Transcribe the listing verbatim. Do not carry over any pictures.

━━━

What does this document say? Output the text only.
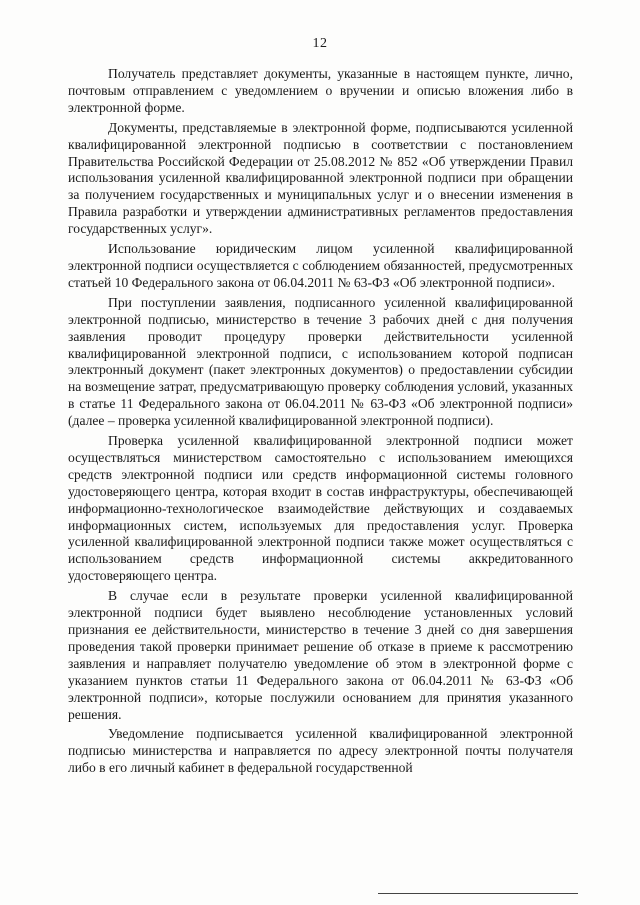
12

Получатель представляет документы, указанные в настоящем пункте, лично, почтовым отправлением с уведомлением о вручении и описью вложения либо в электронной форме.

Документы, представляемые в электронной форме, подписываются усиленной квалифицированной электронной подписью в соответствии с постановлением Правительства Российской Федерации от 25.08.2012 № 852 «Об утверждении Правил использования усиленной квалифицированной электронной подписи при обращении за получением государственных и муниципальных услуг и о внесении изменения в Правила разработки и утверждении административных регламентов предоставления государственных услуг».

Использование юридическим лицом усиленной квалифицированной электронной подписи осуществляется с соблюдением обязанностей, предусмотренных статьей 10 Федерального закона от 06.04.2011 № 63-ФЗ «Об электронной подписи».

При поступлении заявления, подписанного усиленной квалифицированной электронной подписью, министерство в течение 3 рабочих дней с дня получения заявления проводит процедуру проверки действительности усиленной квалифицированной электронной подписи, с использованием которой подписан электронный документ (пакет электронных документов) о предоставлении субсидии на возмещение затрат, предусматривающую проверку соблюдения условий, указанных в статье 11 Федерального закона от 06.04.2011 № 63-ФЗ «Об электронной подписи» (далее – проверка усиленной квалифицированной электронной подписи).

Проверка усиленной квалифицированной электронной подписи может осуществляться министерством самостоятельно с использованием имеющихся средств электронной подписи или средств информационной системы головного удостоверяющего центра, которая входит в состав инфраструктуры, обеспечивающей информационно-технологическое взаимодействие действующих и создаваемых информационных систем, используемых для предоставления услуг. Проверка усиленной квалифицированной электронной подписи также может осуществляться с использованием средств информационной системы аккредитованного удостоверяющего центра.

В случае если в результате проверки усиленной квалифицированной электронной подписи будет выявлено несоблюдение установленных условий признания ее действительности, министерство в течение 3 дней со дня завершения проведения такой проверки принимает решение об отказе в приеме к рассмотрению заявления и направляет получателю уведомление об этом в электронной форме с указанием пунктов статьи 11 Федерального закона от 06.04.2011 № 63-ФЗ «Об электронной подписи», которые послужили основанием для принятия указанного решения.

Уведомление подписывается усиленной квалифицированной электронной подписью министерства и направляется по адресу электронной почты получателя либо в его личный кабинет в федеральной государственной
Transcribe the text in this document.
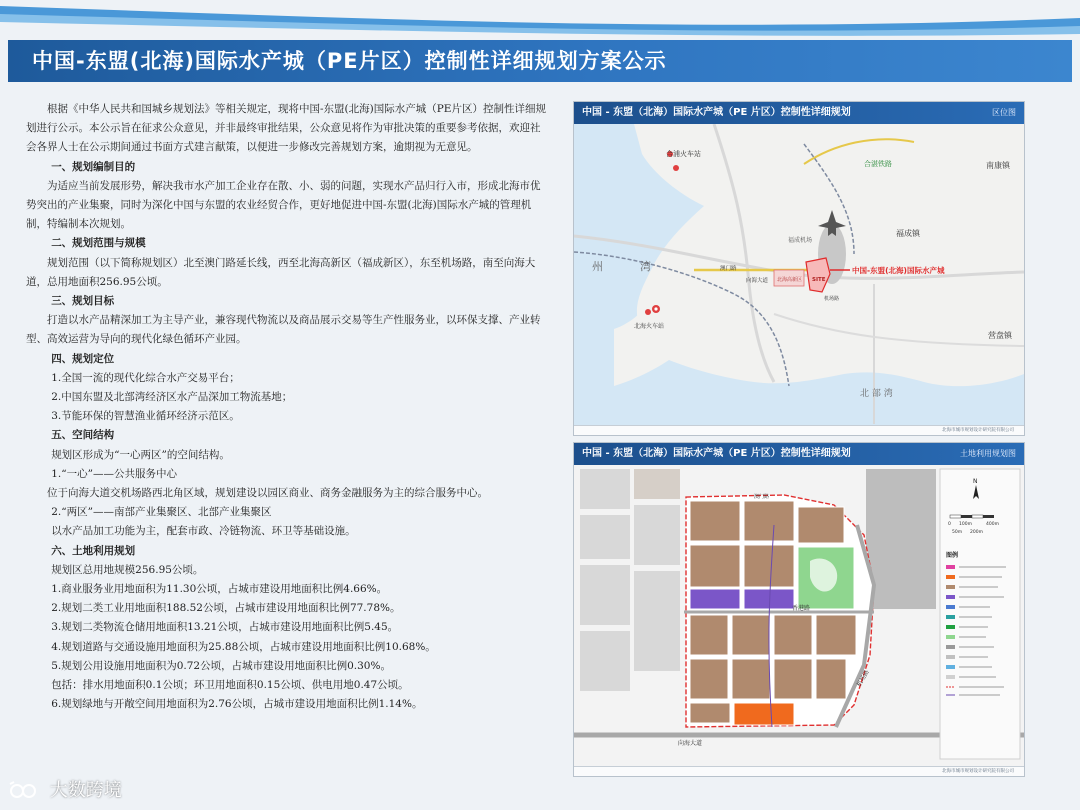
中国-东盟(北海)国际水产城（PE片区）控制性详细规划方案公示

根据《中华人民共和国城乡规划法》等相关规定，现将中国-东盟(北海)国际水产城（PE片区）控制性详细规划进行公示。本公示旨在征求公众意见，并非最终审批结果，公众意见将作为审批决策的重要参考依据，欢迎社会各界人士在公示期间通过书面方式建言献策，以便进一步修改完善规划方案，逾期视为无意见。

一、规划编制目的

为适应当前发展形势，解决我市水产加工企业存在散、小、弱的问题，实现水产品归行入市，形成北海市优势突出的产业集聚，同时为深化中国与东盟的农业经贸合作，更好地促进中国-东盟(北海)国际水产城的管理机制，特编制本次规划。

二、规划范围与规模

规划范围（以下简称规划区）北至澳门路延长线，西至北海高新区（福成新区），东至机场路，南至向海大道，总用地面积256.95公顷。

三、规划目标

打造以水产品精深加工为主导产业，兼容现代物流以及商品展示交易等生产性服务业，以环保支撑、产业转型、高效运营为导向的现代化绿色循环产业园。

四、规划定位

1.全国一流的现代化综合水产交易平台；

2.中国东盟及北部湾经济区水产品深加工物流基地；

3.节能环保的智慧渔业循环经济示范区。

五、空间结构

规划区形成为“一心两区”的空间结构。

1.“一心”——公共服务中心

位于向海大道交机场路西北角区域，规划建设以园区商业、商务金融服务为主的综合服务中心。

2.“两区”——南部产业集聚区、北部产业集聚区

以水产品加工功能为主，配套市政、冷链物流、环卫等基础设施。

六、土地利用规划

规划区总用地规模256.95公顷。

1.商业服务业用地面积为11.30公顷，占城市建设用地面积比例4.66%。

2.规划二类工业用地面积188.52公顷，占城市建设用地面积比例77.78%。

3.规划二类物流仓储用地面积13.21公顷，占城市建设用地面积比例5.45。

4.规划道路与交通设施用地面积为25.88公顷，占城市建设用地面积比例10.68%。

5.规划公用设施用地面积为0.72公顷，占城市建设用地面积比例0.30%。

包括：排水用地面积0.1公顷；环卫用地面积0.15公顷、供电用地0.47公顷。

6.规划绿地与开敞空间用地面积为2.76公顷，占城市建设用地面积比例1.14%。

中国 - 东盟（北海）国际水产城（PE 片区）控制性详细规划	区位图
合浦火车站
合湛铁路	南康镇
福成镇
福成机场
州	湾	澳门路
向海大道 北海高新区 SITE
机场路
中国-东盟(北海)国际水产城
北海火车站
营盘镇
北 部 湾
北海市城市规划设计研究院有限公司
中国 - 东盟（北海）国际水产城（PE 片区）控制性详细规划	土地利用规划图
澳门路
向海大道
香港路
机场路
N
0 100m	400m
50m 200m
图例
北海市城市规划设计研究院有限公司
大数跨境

━━━

§ **Full response**:
What does this document say? Output the text only.
12

Получатель представляет документы, указанные в настоящем пункте, лично, почтовым отправлением с уведомлением о вручении и описью вложения либо в электронной форме.

Документы, представляемые в электронной форме, подписываются усиленной квалифицированной электронной подписью в соответствии с постановлением Правительства Российской Федерации от 25.08.2012 № 852 «Об утверждении Правил использования усиленной квалифицированной электронной подписи при обращении за получением государственных и муниципальных услуг и о внесении изменения в Правила разработки и утверждении административных регламентов предоставления государственных услуг».

Использование юридическим лицом усиленной квалифицированной электронной подписи осуществляется с соблюдением обязанностей, предусмотренных статьей 10 Федерального закона от 06.04.2011 № 63-ФЗ «Об электронной подписи».

При поступлении заявления, подписанного усиленной квалифицированной электронной подписью, министерство в течение 3 рабочих дней с дня получения заявления проводит процедуру проверки действительности усиленной квалифицированной электронной подписи, с использованием которой подписан электронный документ (пакет электронных документов) о предоставлении субсидии на возмещение затрат, предусматривающую проверку соблюдения условий, указанных в статье 11 Федерального закона от 06.04.2011 № 63-ФЗ «Об электронной подписи» (далее – проверка усиленной квалифицированной электронной подписи).

Проверка усиленной квалифицированной электронной подписи может осуществляться министерством самостоятельно с использованием имеющихся средств электронной подписи или средств информационной системы головного удостоверяющего центра, которая входит в состав инфраструктуры, обеспечивающей информационно-технологическое взаимодействие действующих и создаваемых информационных систем, используемых для предоставления услуг. Проверка усиленной квалифицированной электронной подписи также может осуществляться с использованием средств информационной системы аккредитованного удостоверяющего центра.

В случае если в результате проверки усиленной квалифицированной электронной подписи будет выявлено несоблюдение установленных условий признания ее действительности, министерство в течение 3 дней со дня завершения проведения такой проверки принимает решение об отказе в приеме к рассмотрению заявления и направляет получателю уведомление об этом в электронной форме с указанием пунктов статьи 11 Федерального закона от 06.04.2011 № 63-ФЗ «Об электронной подписи», которые послужили основанием для принятия указанного решения.

Уведомление подписывается усиленной квалифицированной электронной подписью министерства и направляется по адресу электронной почты получателя либо в его личный кабинет в федеральной государственной
Transcribe the text in this document.
中国-东盟(北海)国际水产城（PE片区）控制性详细规划方案公示

根据《中华人民共和国城乡规划法》等相关规定，现将中国-东盟(北海)国际水产城（PE片区）控制性详细规划进行公示。本公示旨在征求公众意见，并非最终审批结果，公众意见将作为审批决策的重要参考依据，欢迎社会各界人士在公示期间通过书面方式建言献策，以便进一步修改完善规划方案，逾期视为无意见。

一、规划编制目的

为适应当前发展形势，解决我市水产加工企业存在散、小、弱的问题，实现水产品归行入市，形成北海市优势突出的产业集聚，同时为深化中国与东盟的农业经贸合作，更好地促进中国-东盟(北海)国际水产城的管理机制，特编制本次规划。

二、规划范围与规模

规划范围（以下简称规划区）北至澳门路延长线，西至北海高新区（福成新区），东至机场路，南至向海大道，总用地面积256.95公顷。

三、规划目标

打造以水产品精深加工为主导产业，兼容现代物流以及商品展示交易等生产性服务业，以环保支撑、产业转型、高效运营为导向的现代化绿色循环产业园。

四、规划定位

1.全国一流的现代化综合水产交易平台；

2.中国东盟及北部湾经济区水产品深加工物流基地；

3.节能环保的智慧渔业循环经济示范区。

五、空间结构

规划区形成为“一心两区”的空间结构。

1.“一心”——公共服务中心

位于向海大道交机场路西北角区域，规划建设以园区商业、商务金融服务为主的综合服务中心。

2.“两区”——南部产业集聚区、北部产业集聚区

以水产品加工功能为主，配套市政、冷链物流、环卫等基础设施。

六、土地利用规划

规划区总用地规模256.95公顷。

1.商业服务业用地面积为11.30公顷，占城市建设用地面积比例4.66%。

2.规划二类工业用地面积188.52公顷，占城市建设用地面积比例77.78%。

3.规划二类物流仓储用地面积13.21公顷，占城市建设用地面积比例5.45。

4.规划道路与交通设施用地面积为25.88公顷，占城市建设用地面积比例10.68%。

5.规划公用设施用地面积为0.72公顷，占城市建设用地面积比例0.30%。

包括：排水用地面积0.1公顷；环卫用地面积0.15公顷、供电用地0.47公顷。

6.规划绿地与开敞空间用地面积为2.76公顷，占城市建设用地面积比例1.14%。

中国 - 东盟（北海）国际水产城（PE 片区）控制性详细规划	区位图
合浦火车站
合湛铁路	南康镇
福成镇
福成机场
州	湾	澳门路
向海大道 北海高新区 SITE
机场路
中国-东盟(北海)国际水产城
北海火车站
营盘镇
北 部 湾
北海市城市规划设计研究院有限公司
中国 - 东盟（北海）国际水产城（PE 片区）控制性详细规划	土地利用规划图
澳门路
向海大道
香港路
机场路
N
0 100m	400m
50m 200m
图例
北海市城市规划设计研究院有限公司
大数跨境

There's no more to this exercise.